#### Given records ####

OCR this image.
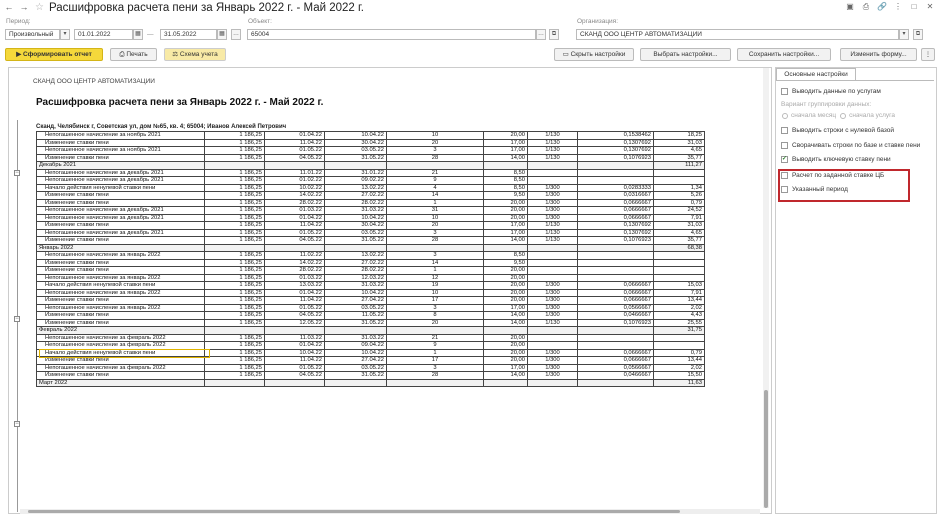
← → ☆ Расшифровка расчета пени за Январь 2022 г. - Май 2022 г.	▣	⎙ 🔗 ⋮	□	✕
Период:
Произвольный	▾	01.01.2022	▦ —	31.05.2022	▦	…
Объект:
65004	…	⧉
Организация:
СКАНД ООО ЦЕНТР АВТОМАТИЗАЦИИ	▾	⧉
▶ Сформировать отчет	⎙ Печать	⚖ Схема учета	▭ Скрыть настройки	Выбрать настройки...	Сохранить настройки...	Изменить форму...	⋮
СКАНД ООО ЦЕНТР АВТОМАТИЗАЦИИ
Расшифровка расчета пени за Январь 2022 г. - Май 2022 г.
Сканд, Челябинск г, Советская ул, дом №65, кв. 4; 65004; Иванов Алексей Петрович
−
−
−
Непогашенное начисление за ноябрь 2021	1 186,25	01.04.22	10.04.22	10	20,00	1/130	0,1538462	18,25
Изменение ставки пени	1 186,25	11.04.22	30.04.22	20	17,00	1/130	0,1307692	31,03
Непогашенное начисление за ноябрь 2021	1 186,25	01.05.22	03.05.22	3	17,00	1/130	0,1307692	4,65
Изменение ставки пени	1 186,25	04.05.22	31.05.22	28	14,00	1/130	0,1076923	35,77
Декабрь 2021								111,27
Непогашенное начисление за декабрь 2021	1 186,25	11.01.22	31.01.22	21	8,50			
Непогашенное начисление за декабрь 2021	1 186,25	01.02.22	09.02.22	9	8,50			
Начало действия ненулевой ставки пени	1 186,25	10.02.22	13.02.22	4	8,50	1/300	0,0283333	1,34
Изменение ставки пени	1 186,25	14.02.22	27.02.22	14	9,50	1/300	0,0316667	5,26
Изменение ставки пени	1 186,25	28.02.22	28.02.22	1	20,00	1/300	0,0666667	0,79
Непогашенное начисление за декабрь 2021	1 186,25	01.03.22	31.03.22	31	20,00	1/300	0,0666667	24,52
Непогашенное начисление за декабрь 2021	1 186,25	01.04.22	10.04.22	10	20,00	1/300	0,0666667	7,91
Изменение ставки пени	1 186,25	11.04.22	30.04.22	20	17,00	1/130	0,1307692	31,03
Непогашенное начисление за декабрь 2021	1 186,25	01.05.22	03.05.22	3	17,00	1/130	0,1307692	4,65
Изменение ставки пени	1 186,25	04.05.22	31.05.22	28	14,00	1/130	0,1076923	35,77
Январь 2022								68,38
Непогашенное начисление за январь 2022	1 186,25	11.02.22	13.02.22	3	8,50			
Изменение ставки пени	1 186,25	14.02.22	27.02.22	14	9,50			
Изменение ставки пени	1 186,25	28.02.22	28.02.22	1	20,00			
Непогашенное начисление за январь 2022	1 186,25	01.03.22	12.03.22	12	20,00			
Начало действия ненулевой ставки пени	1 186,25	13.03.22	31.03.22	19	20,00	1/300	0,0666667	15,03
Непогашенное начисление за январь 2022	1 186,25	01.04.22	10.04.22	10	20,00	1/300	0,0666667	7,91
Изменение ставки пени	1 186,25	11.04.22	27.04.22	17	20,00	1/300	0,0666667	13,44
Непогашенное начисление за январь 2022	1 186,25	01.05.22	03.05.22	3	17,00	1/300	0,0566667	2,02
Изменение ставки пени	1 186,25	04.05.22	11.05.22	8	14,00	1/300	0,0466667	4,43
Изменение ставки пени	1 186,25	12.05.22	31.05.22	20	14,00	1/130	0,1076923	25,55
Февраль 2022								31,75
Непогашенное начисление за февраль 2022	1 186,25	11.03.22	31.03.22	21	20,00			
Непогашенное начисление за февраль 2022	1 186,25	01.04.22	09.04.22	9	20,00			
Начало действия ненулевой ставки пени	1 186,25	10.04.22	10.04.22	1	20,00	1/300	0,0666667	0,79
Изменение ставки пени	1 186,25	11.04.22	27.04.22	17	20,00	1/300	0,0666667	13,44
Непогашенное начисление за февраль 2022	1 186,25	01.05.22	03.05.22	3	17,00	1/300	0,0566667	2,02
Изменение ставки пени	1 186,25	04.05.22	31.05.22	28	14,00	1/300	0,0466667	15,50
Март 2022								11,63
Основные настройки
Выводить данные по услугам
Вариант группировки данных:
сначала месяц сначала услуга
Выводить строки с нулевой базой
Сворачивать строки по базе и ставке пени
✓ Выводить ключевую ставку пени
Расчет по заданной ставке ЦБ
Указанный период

####

**Exercise task**. Print the complete listing exactly as it stands, without its pictures.

**Exercise response**.
OCR this image.
← → ☆ Расшифровка расчета пени за Январь 2022 г. - Май 2022 г.	▣	⎙ 🔗 ⋮	□	✕
Период:
Произвольный	▾	01.01.2022	▦ —	31.05.2022	▦	…
Объект:
65004	…	⧉
Организация:
СКАНД ООО ЦЕНТР АВТОМАТИЗАЦИИ	▾	⧉
▶ Сформировать отчет	⎙ Печать	⚖ Схема учета	▭ Скрыть настройки	Выбрать настройки...	Сохранить настройки...	Изменить форму...	⋮
СКАНД ООО ЦЕНТР АВТОМАТИЗАЦИИ
Расшифровка расчета пени за Январь 2022 г. - Май 2022 г.
Сканд, Челябинск г, Советская ул, дом №65, кв. 4; 65004; Иванов Алексей Петрович
−
−
−
Непогашенное начисление за ноябрь 2021	1 186,25	01.04.22	10.04.22	10	20,00	1/130	0,1538462	18,25
Изменение ставки пени	1 186,25	11.04.22	30.04.22	20	17,00	1/130	0,1307692	31,03
Непогашенное начисление за ноябрь 2021	1 186,25	01.05.22	03.05.22	3	17,00	1/130	0,1307692	4,65
Изменение ставки пени	1 186,25	04.05.22	31.05.22	28	14,00	1/130	0,1076923	35,77
Декабрь 2021								111,27
Непогашенное начисление за декабрь 2021	1 186,25	11.01.22	31.01.22	21	8,50			
Непогашенное начисление за декабрь 2021	1 186,25	01.02.22	09.02.22	9	8,50			
Начало действия ненулевой ставки пени	1 186,25	10.02.22	13.02.22	4	8,50	1/300	0,0283333	1,34
Изменение ставки пени	1 186,25	14.02.22	27.02.22	14	9,50	1/300	0,0316667	5,26
Изменение ставки пени	1 186,25	28.02.22	28.02.22	1	20,00	1/300	0,0666667	0,79
Непогашенное начисление за декабрь 2021	1 186,25	01.03.22	31.03.22	31	20,00	1/300	0,0666667	24,52
Непогашенное начисление за декабрь 2021	1 186,25	01.04.22	10.04.22	10	20,00	1/300	0,0666667	7,91
Изменение ставки пени	1 186,25	11.04.22	30.04.22	20	17,00	1/130	0,1307692	31,03
Непогашенное начисление за декабрь 2021	1 186,25	01.05.22	03.05.22	3	17,00	1/130	0,1307692	4,65
Изменение ставки пени	1 186,25	04.05.22	31.05.22	28	14,00	1/130	0,1076923	35,77
Январь 2022								68,38
Непогашенное начисление за январь 2022	1 186,25	11.02.22	13.02.22	3	8,50			
Изменение ставки пени	1 186,25	14.02.22	27.02.22	14	9,50			
Изменение ставки пени	1 186,25	28.02.22	28.02.22	1	20,00			
Непогашенное начисление за январь 2022	1 186,25	01.03.22	12.03.22	12	20,00			
Начало действия ненулевой ставки пени	1 186,25	13.03.22	31.03.22	19	20,00	1/300	0,0666667	15,03
Непогашенное начисление за январь 2022	1 186,25	01.04.22	10.04.22	10	20,00	1/300	0,0666667	7,91
Изменение ставки пени	1 186,25	11.04.22	27.04.22	17	20,00	1/300	0,0666667	13,44
Непогашенное начисление за январь 2022	1 186,25	01.05.22	03.05.22	3	17,00	1/300	0,0566667	2,02
Изменение ставки пени	1 186,25	04.05.22	11.05.22	8	14,00	1/300	0,0466667	4,43
Изменение ставки пени	1 186,25	12.05.22	31.05.22	20	14,00	1/130	0,1076923	25,55
Февраль 2022								31,75
Непогашенное начисление за февраль 2022	1 186,25	11.03.22	31.03.22	21	20,00			
Непогашенное начисление за февраль 2022	1 186,25	01.04.22	09.04.22	9	20,00			
Начало действия ненулевой ставки пени	1 186,25	10.04.22	10.04.22	1	20,00	1/300	0,0666667	0,79
Изменение ставки пени	1 186,25	11.04.22	27.04.22	17	20,00	1/300	0,0666667	13,44
Непогашенное начисление за февраль 2022	1 186,25	01.05.22	03.05.22	3	17,00	1/300	0,0566667	2,02
Изменение ставки пени	1 186,25	04.05.22	31.05.22	28	14,00	1/300	0,0466667	15,50
Март 2022								11,63
Основные настройки
Выводить данные по услугам
Вариант группировки данных:
сначала месяц сначала услуга
Выводить строки с нулевой базой
Сворачивать строки по базе и ставке пени
✓ Выводить ключевую ставку пени
Расчет по заданной ставке ЦБ
Указанный период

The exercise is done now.